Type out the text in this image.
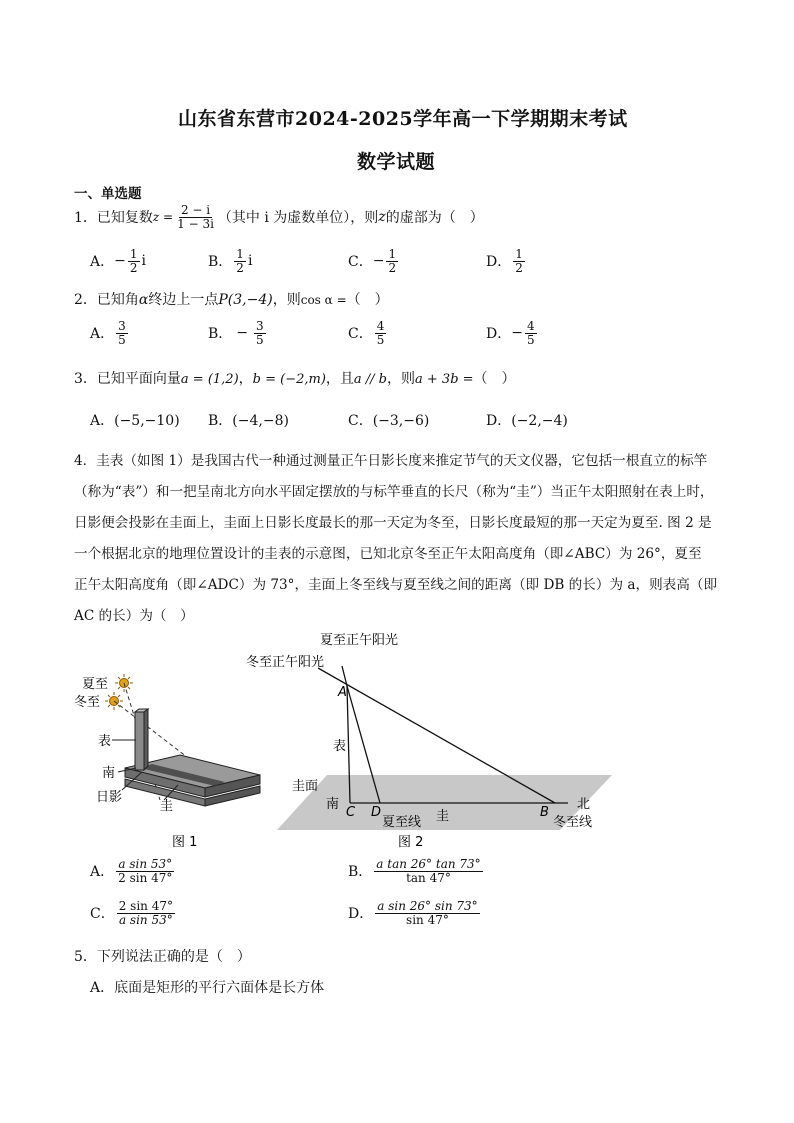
山东省东营市2024-2025学年高一下学期期末考试
数学试题
一、单选题
1．已知复数 $z = \frac{2 - i}{1 - 3i}$ （其中 i 为虚数单位），则 z 的虚部为（　）
A． − $\frac{1}{2}$ i	B． $\frac{1}{2}$ i	C． − $\frac{1}{2}$	D． $\frac{1}{2}$
2．已知角α终边上一点P(3,−4)，则cos α =（　）
A． $\frac{3}{5}$	B． − $\frac{3}{5}$	C． $\frac{4}{5}$	D． − $\frac{4}{5}$
3．已知平面向量a = (1,2)，b = (−2,m)，且a // b，则a + 3b =（　）
A．(−5,−10) B．(−4,−8)	C．(−3,−6)	D．(−2,−4)
4．圭表（如图 1）是我国古代一种通过测量正午日影长度来推定节气的天文仪器，它包括一根直立的标竿
（称为“表”）和一把呈南北方向水平固定摆放的与标竿垂直的长尺（称为“圭”）当正午太阳照射在表上时，
日影便会投影在圭面上，圭面上日影长度最长的那一天定为冬至，日影长度最短的那一天定为夏至. 图 2 是
一个根据北京的地理位置设计的圭表的示意图，已知北京冬至正午太阳高度角（即∠ABC）为 26°，夏至
正午太阳高度角（即∠ADC）为 73°，圭面上冬至线与夏至线之间的距离（即 DB 的长）为 a，则表高（即
AC 的长）为（　）
夏至
冬至
表
南
日影
圭
图 1
夏至正午阳光
冬至正午阳光
A
表
圭面
南
C D
夏至线 圭	B
北
冬至线
图 2
A． $\frac{\text{a sin 53°}}{2 \sin 47^\circ}$	B． $\frac{\text{a tan 26° tan 73°}}{\tan 47^\circ}$
C． $\frac{2 \sin 47^\circ}{\text{a sin 53°}}$	D． $\frac{\text{a sin 26° sin 73°}}{\sin 47^\circ}$
5．下列说法正确的是（　）
A．底面是矩形的平行六面体是长方体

EXERCISE BRIEF: Restate the listing above word for word, and skip the pictures.

EXERCISE ANSWER:
Type out the text in this image.
山东省东营市2024-2025学年高一下学期期末考试
数学试题
一、单选题
1．已知复数 $z = \frac{2 - i}{1 - 3i}$ （其中 i 为虚数单位），则 z 的虚部为（　）
A． − $\frac{1}{2}$ i	B． $\frac{1}{2}$ i	C． − $\frac{1}{2}$	D． $\frac{1}{2}$
2．已知角α终边上一点P(3,−4)，则cos α =（　）
A． $\frac{3}{5}$	B． − $\frac{3}{5}$	C． $\frac{4}{5}$	D． − $\frac{4}{5}$
3．已知平面向量a = (1,2)，b = (−2,m)，且a // b，则a + 3b =（　）
A．(−5,−10) B．(−4,−8)	C．(−3,−6)	D．(−2,−4)
4．圭表（如图 1）是我国古代一种通过测量正午日影长度来推定节气的天文仪器，它包括一根直立的标竿
（称为“表”）和一把呈南北方向水平固定摆放的与标竿垂直的长尺（称为“圭”）当正午太阳照射在表上时，
日影便会投影在圭面上，圭面上日影长度最长的那一天定为冬至，日影长度最短的那一天定为夏至. 图 2 是
一个根据北京的地理位置设计的圭表的示意图，已知北京冬至正午太阳高度角（即∠ABC）为 26°，夏至
正午太阳高度角（即∠ADC）为 73°，圭面上冬至线与夏至线之间的距离（即 DB 的长）为 a，则表高（即
AC 的长）为（　）
夏至
冬至
表
南
日影
圭
图 1
夏至正午阳光
冬至正午阳光
A
表
圭面
南
C D
夏至线 圭	B
北
冬至线
图 2
A． $\frac{\text{a sin 53°}}{2 \sin 47^\circ}$	B． $\frac{\text{a tan 26° tan 73°}}{\tan 47^\circ}$
C． $\frac{2 \sin 47^\circ}{\text{a sin 53°}}$	D． $\frac{\text{a sin 26° sin 73°}}{\sin 47^\circ}$
5．下列说法正确的是（　）
A．底面是矩形的平行六面体是长方体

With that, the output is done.